[Aim] Would you transcribe the listing that follows, character for character, and omit its images?

>>>

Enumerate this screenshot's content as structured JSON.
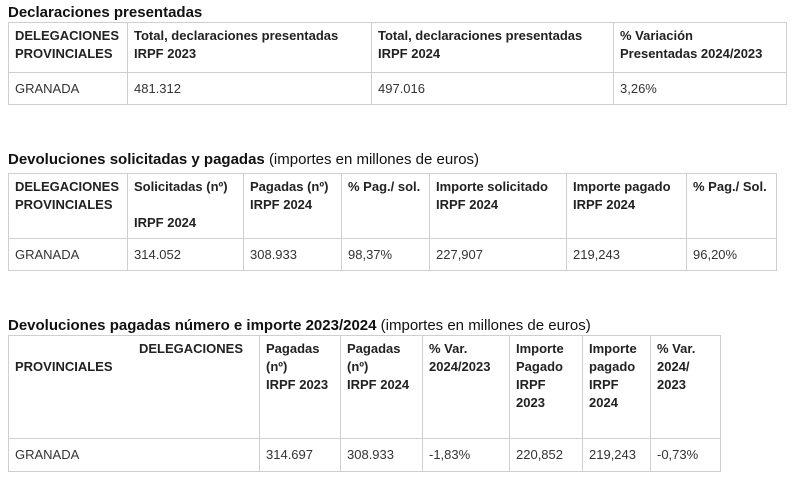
{
  "section1": {
    "title": "Declaraciones presentadas",
    "headers": [
      "DELEGACIONES\nPROVINCIALES",
      "Total, declaraciones presentadas\nIRPF 2023",
      "Total, declaraciones presentadas\nIRPF 2024",
      "% Variación\nPresentadas 2024/2023"
    ],
    "row": [
      "GRANADA",
      "481.312",
      "497.016",
      "3,26%"
    ]
  },
  "section2": {
    "title": "Devoluciones solicitadas y pagadas",
    "subtitle": "(importes en millones de euros)",
    "headers": [
      "DELEGACIONES\nPROVINCIALES",
      "Solicitadas (nº)\n\nIRPF 2024",
      "Pagadas (nº)\nIRPF 2024",
      "% Pag./ sol.",
      "Importe solicitado\nIRPF 2024",
      "Importe pagado\nIRPF 2024",
      "% Pag./ Sol."
    ],
    "row": [
      "GRANADA",
      "314.052",
      "308.933",
      "98,37%",
      "227,907",
      "219,243",
      "96,20%"
    ]
  },
  "section3": {
    "title": "Devoluciones pagadas número e importe 2023/2024",
    "subtitle": "(importes en millones de euros)",
    "header_first_line1": "DELEGACIONES",
    "header_first_line2": "PROVINCIALES",
    "headers": [
      "",
      "Pagadas\n(nº)\nIRPF 2023",
      "Pagadas\n(nº)\nIRPF 2024",
      "% Var.\n2024/2023",
      "Importe\nPagado\nIRPF\n2023",
      "Importe\npagado\nIRPF\n2024",
      "% Var.\n2024/\n2023"
    ],
    "row": [
      "GRANADA",
      "314.697",
      "308.933",
      "-1,83%",
      "220,852",
      "219,243",
      "-0,73%"
    ]
  }
}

<<<

[Written answer]
Enumerate this screenshot's content as structured JSON.
{
  "section1": {
    "title": "Declaraciones presentadas",
    "headers": [
      "DELEGACIONES\nPROVINCIALES",
      "Total, declaraciones presentadas\nIRPF 2023",
      "Total, declaraciones presentadas\nIRPF 2024",
      "% Variación\nPresentadas 2024/2023"
    ],
    "row": [
      "GRANADA",
      "481.312",
      "497.016",
      "3,26%"
    ]
  },
  "section2": {
    "title": "Devoluciones solicitadas y pagadas",
    "subtitle": "(importes en millones de euros)",
    "headers": [
      "DELEGACIONES\nPROVINCIALES",
      "Solicitadas (nº)\n\nIRPF 2024",
      "Pagadas (nº)\nIRPF 2024",
      "% Pag./ sol.",
      "Importe solicitado\nIRPF 2024",
      "Importe pagado\nIRPF 2024",
      "% Pag./ Sol."
    ],
    "row": [
      "GRANADA",
      "314.052",
      "308.933",
      "98,37%",
      "227,907",
      "219,243",
      "96,20%"
    ]
  },
  "section3": {
    "title": "Devoluciones pagadas número e importe 2023/2024",
    "subtitle": "(importes en millones de euros)",
    "header_first_line1": "DELEGACIONES",
    "header_first_line2": "PROVINCIALES",
    "headers": [
      "",
      "Pagadas\n(nº)\nIRPF 2023",
      "Pagadas\n(nº)\nIRPF 2024",
      "% Var.\n2024/2023",
      "Importe\nPagado\nIRPF\n2023",
      "Importe\npagado\nIRPF\n2024",
      "% Var.\n2024/\n2023"
    ],
    "row": [
      "GRANADA",
      "314.697",
      "308.933",
      "-1,83%",
      "220,852",
      "219,243",
      "-0,73%"
    ]
  }
}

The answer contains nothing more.